Stored data

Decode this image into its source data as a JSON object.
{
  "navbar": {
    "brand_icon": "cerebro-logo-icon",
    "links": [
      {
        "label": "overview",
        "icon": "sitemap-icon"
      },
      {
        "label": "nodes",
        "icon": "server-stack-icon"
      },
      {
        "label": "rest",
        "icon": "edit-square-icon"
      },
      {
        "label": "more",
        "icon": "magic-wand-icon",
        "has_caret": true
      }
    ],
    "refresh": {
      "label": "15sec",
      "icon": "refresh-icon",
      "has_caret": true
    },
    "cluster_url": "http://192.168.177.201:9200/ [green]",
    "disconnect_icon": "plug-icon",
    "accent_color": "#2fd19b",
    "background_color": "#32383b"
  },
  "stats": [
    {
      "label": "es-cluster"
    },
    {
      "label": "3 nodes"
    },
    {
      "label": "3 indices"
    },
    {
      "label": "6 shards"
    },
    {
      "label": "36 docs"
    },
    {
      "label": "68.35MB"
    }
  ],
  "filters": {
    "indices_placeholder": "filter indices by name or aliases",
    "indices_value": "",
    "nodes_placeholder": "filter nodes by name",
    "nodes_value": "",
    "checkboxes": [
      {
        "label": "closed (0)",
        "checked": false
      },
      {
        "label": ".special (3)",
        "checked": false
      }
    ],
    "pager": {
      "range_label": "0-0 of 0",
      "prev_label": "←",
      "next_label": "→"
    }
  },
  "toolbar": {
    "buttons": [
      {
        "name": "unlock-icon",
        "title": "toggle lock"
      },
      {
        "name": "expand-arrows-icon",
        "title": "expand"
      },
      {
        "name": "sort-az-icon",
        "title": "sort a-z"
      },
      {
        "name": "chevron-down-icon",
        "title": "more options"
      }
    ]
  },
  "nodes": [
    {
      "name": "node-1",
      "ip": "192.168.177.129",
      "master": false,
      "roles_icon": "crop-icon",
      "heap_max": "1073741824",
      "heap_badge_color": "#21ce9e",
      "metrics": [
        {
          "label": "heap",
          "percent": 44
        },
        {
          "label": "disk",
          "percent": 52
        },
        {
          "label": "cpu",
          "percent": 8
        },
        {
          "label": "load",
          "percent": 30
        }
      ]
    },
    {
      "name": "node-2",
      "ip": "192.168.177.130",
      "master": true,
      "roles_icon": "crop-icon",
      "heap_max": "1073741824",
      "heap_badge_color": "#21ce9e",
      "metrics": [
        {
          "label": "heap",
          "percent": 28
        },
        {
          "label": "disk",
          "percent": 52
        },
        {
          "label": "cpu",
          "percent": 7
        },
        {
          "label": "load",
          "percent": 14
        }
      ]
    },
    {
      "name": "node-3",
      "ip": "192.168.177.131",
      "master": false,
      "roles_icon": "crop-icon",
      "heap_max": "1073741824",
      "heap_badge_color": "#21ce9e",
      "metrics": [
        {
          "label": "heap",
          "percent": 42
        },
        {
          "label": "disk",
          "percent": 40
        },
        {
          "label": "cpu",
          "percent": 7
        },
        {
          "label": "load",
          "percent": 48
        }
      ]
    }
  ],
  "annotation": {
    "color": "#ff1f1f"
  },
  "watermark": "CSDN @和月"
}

Short task: Make an exact copy of every line in the data.

Finished exercise:
Decode this image into its source data as a JSON object.
{
  "navbar": {
    "brand_icon": "cerebro-logo-icon",
    "links": [
      {
        "label": "overview",
        "icon": "sitemap-icon"
      },
      {
        "label": "nodes",
        "icon": "server-stack-icon"
      },
      {
        "label": "rest",
        "icon": "edit-square-icon"
      },
      {
        "label": "more",
        "icon": "magic-wand-icon",
        "has_caret": true
      }
    ],
    "refresh": {
      "label": "15sec",
      "icon": "refresh-icon",
      "has_caret": true
    },
    "cluster_url": "http://192.168.177.201:9200/ [green]",
    "disconnect_icon": "plug-icon",
    "accent_color": "#2fd19b",
    "background_color": "#32383b"
  },
  "stats": [
    {
      "label": "es-cluster"
    },
    {
      "label": "3 nodes"
    },
    {
      "label": "3 indices"
    },
    {
      "label": "6 shards"
    },
    {
      "label": "36 docs"
    },
    {
      "label": "68.35MB"
    }
  ],
  "filters": {
    "indices_placeholder": "filter indices by name or aliases",
    "indices_value": "",
    "nodes_placeholder": "filter nodes by name",
    "nodes_value": "",
    "checkboxes": [
      {
        "label": "closed (0)",
        "checked": false
      },
      {
        "label": ".special (3)",
        "checked": false
      }
    ],
    "pager": {
      "range_label": "0-0 of 0",
      "prev_label": "←",
      "next_label": "→"
    }
  },
  "toolbar": {
    "buttons": [
      {
        "name": "unlock-icon",
        "title": "toggle lock"
      },
      {
        "name": "expand-arrows-icon",
        "title": "expand"
      },
      {
        "name": "sort-az-icon",
        "title": "sort a-z"
      },
      {
        "name": "chevron-down-icon",
        "title": "more options"
      }
    ]
  },
  "nodes": [
    {
      "name": "node-1",
      "ip": "192.168.177.129",
      "master": false,
      "roles_icon": "crop-icon",
      "heap_max": "1073741824",
      "heap_badge_color": "#21ce9e",
      "metrics": [
        {
          "label": "heap",
          "percent": 44
        },
        {
          "label": "disk",
          "percent": 52
        },
        {
          "label": "cpu",
          "percent": 8
        },
        {
          "label": "load",
          "percent": 30
        }
      ]
    },
    {
      "name": "node-2",
      "ip": "192.168.177.130",
      "master": true,
      "roles_icon": "crop-icon",
      "heap_max": "1073741824",
      "heap_badge_color": "#21ce9e",
      "metrics": [
        {
          "label": "heap",
          "percent": 28
        },
        {
          "label": "disk",
          "percent": 52
        },
        {
          "label": "cpu",
          "percent": 7
        },
        {
          "label": "load",
          "percent": 14
        }
      ]
    },
    {
      "name": "node-3",
      "ip": "192.168.177.131",
      "master": false,
      "roles_icon": "crop-icon",
      "heap_max": "1073741824",
      "heap_badge_color": "#21ce9e",
      "metrics": [
        {
          "label": "heap",
          "percent": 42
        },
        {
          "label": "disk",
          "percent": 40
        },
        {
          "label": "cpu",
          "percent": 7
        },
        {
          "label": "load",
          "percent": 48
        }
      ]
    }
  ],
  "annotation": {
    "color": "#ff1f1f"
  },
  "watermark": "CSDN @和月"
}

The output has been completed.